### DATASET CONTENT ###

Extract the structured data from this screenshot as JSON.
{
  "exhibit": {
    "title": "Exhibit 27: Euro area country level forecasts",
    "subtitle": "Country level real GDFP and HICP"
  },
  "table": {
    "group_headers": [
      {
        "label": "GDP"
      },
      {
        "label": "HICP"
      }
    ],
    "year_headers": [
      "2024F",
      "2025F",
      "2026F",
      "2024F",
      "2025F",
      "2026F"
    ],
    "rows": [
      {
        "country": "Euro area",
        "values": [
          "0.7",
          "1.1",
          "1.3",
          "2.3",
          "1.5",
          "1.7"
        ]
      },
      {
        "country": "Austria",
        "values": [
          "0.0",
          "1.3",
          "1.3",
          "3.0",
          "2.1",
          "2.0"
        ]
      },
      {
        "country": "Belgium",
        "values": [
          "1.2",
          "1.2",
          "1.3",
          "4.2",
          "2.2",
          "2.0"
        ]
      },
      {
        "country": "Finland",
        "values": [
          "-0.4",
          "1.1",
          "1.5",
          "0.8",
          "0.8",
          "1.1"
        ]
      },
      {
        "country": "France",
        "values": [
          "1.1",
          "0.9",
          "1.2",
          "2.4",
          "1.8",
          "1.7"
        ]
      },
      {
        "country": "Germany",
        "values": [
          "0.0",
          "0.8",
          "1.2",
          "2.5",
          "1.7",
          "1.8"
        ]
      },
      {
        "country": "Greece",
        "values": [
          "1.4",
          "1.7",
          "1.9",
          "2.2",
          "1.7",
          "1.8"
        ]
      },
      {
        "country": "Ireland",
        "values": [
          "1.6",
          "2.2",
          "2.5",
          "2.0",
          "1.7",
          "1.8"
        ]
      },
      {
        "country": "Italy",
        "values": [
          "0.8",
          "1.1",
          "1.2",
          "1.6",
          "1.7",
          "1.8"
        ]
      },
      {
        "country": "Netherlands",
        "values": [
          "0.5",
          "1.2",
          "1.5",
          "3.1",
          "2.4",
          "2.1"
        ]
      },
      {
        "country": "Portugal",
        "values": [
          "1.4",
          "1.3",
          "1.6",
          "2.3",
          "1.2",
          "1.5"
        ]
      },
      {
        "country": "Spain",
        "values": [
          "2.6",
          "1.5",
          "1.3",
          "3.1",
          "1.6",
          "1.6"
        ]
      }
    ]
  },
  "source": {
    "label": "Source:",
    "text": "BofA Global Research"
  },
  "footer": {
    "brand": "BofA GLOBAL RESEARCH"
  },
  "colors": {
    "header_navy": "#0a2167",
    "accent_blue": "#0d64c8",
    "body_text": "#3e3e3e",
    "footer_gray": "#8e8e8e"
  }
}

###

WRITTEN INSTRUCTION:
Copy all lines from the listing that contain "area".

EXERCISE RESULT:
    "title": "Exhibit 27: Euro area country level forecasts",
        "country": "Euro area",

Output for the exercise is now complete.